Dataset rows
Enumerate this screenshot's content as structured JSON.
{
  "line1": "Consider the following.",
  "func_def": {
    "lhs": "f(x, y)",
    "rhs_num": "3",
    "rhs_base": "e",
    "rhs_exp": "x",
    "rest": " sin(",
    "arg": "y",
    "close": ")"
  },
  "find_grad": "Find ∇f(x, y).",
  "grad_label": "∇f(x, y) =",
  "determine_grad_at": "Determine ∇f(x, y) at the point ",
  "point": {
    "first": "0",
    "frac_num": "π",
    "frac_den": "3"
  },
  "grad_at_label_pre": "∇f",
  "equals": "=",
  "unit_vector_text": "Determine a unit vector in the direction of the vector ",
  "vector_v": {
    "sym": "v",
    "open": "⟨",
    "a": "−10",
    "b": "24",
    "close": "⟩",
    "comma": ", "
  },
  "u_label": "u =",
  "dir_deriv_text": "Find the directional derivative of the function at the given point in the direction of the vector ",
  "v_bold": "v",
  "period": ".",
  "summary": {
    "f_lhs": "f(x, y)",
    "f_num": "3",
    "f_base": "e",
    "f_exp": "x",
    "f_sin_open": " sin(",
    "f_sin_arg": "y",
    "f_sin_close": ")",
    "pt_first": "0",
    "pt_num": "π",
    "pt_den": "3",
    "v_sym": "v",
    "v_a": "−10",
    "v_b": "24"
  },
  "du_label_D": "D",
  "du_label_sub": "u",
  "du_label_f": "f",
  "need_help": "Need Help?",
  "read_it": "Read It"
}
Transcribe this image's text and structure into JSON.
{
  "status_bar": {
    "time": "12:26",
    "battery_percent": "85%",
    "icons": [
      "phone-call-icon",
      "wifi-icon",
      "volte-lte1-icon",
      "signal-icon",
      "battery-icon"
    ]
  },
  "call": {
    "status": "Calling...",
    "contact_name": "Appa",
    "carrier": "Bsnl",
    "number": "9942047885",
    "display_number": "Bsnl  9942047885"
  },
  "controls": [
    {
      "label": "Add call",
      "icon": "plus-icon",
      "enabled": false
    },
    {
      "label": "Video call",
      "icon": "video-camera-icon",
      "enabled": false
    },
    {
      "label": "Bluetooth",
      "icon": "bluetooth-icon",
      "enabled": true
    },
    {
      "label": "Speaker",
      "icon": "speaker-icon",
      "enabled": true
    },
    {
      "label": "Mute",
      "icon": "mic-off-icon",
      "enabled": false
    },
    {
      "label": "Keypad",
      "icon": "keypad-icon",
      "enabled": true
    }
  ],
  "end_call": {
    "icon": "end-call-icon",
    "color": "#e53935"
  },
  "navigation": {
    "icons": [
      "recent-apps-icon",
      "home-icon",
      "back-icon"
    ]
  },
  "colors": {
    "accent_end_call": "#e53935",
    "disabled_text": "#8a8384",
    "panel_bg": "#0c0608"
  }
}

- [What you have to do]: Search the data for "Bsnl". Copy every matching line.

- [Expected answer]:
    "carrier": "Bsnl",
    "display_number": "Bsnl  9942047885"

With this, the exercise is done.